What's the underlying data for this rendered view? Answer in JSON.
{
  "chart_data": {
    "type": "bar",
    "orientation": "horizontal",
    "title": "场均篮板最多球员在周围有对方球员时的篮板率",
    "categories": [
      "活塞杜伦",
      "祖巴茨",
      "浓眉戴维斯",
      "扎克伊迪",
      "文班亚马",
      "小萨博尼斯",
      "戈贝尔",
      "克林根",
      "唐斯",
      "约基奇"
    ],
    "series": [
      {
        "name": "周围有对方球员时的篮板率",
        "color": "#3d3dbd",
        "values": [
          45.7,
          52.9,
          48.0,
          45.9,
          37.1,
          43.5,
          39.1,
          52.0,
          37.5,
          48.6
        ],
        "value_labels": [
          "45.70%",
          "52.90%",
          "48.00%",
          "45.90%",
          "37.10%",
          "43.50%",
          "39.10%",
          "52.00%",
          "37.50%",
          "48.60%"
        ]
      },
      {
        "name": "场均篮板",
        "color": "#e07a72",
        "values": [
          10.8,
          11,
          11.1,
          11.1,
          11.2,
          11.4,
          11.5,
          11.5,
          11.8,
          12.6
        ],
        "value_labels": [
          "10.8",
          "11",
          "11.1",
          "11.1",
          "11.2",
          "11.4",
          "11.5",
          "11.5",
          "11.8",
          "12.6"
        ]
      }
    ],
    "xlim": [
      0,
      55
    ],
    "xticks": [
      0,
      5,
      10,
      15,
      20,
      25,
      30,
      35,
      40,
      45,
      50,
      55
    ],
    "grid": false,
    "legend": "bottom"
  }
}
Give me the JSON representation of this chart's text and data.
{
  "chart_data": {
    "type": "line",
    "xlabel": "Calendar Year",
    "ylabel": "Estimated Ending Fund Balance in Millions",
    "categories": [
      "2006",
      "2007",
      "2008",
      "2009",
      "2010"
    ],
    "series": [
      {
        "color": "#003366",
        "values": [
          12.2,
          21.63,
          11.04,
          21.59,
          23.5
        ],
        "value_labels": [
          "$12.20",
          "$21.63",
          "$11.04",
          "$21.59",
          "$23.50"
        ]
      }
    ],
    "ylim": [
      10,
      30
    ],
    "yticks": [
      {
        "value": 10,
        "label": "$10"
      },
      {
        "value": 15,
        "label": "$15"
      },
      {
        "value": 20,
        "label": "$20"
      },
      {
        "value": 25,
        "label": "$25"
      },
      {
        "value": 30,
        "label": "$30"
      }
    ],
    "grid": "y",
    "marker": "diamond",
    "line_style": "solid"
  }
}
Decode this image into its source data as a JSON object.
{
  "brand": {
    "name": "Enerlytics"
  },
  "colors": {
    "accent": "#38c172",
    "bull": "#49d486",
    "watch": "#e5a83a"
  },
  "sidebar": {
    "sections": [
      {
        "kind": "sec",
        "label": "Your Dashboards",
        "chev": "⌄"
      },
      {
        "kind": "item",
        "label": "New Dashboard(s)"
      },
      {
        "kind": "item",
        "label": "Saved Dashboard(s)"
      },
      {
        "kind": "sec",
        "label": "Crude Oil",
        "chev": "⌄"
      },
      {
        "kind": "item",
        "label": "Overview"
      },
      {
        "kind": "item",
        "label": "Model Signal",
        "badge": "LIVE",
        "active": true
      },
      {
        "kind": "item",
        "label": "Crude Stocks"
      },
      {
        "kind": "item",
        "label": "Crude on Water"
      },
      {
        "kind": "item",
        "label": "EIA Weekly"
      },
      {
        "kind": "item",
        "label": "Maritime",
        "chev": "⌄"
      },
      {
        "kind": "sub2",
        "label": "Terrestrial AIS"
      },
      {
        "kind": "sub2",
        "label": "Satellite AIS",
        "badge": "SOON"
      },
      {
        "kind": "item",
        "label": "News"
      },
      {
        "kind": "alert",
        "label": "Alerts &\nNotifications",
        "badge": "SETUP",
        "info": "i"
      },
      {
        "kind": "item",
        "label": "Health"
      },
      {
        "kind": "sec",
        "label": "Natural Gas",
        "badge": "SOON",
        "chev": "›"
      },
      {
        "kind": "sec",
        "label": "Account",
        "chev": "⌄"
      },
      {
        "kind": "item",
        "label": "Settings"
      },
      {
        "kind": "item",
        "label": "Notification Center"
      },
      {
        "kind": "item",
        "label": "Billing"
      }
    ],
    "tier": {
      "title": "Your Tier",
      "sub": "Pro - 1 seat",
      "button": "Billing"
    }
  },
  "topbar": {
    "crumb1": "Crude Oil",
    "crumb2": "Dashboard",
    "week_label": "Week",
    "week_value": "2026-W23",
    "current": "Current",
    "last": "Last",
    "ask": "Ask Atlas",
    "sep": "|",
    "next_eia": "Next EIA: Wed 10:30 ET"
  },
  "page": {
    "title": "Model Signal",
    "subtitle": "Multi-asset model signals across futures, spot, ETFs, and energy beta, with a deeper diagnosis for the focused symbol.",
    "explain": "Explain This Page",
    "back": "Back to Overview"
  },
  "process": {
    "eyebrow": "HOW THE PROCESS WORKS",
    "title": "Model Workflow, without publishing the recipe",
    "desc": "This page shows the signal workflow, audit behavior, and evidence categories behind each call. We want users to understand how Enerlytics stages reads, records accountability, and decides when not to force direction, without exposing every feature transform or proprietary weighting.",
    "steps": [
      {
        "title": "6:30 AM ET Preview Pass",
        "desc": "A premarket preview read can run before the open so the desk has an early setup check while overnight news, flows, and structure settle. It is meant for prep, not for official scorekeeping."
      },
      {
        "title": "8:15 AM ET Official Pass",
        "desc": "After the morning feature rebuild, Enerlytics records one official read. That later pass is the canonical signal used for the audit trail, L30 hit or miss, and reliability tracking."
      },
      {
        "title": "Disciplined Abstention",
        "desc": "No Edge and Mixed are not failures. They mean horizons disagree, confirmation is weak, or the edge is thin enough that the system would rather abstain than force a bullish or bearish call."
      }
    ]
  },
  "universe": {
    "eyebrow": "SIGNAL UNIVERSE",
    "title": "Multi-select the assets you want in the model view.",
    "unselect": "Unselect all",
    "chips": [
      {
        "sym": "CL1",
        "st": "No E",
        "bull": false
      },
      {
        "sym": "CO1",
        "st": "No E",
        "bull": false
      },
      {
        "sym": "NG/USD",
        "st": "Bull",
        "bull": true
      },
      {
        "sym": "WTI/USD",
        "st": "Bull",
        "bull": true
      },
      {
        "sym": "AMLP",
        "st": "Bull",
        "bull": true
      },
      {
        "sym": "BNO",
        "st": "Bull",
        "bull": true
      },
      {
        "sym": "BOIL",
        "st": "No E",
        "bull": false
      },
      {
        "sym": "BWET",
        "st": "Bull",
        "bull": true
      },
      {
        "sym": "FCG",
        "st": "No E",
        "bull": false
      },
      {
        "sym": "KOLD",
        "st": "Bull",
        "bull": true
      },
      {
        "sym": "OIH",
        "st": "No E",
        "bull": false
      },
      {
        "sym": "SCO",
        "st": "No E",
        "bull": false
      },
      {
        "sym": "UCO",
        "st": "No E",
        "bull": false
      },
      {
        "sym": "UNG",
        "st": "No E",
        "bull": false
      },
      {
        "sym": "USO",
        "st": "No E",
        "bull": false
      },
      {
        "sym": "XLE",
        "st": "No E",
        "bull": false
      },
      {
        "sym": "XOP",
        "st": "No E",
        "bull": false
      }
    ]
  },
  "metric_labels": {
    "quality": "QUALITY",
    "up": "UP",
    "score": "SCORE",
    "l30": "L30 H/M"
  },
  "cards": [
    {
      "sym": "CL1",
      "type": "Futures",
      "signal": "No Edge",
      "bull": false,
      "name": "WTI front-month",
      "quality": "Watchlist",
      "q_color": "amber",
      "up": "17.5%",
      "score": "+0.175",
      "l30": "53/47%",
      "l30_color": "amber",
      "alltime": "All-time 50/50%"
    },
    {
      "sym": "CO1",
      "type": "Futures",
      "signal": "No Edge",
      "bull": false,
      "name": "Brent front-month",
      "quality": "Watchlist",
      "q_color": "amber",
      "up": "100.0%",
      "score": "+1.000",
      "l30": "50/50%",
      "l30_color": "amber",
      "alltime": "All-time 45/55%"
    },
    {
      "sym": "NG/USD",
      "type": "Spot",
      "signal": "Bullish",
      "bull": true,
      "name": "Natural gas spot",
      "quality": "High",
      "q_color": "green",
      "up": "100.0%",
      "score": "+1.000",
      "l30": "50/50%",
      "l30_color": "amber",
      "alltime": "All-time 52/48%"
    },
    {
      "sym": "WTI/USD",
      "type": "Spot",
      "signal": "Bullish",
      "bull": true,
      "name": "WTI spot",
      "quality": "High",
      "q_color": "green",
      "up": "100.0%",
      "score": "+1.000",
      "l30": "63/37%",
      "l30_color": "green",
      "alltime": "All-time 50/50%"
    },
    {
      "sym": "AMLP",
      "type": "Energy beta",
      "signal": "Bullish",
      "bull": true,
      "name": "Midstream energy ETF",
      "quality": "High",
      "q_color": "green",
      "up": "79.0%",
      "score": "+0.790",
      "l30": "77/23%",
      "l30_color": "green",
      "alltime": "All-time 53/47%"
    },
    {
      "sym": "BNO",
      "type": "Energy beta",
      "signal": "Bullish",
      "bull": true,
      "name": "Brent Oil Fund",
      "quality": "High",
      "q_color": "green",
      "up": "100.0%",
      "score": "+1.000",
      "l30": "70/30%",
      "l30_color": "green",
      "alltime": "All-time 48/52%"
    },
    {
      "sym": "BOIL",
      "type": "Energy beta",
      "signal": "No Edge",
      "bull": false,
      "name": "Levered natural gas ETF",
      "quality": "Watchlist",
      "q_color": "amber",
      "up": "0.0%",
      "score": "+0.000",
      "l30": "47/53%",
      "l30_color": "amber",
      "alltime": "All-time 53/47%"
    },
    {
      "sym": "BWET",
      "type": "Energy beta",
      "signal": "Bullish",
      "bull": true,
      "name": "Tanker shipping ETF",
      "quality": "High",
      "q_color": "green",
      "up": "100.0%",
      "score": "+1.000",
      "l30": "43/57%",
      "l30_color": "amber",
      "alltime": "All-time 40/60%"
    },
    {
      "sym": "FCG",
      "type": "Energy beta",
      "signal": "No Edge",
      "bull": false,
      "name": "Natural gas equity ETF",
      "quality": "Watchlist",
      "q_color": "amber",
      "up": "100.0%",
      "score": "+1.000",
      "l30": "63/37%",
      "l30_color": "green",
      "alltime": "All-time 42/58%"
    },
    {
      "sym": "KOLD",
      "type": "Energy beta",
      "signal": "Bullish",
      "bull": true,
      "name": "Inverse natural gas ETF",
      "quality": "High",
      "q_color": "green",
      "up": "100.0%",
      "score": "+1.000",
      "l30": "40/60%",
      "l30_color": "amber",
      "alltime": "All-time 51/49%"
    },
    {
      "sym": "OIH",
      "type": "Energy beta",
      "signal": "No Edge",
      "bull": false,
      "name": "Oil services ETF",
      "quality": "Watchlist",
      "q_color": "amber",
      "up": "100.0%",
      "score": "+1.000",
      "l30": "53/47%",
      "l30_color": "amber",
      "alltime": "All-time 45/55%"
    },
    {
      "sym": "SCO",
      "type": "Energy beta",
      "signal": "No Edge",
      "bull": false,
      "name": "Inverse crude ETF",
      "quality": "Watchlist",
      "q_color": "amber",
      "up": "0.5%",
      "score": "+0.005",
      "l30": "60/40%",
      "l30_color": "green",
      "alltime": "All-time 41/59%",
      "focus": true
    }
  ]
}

+---+

Stated task
From the entries above, extract each line containing "Enerlytics".

Answer to the task
    "name": "Enerlytics"
    "desc": "This page shows the signal workflow, audit behavior, and evidence categories behind each call. We want users to understand how Enerlytics stages reads, records accountability, and decides when not to force direction, without exposing every feature transform or proprietary weighting.",
        "desc": "After the morning feature rebuild, Enerlytics records one official read. That later pass is the canonical signal used for the audit trail, L30 hit or miss, and reliability tracking."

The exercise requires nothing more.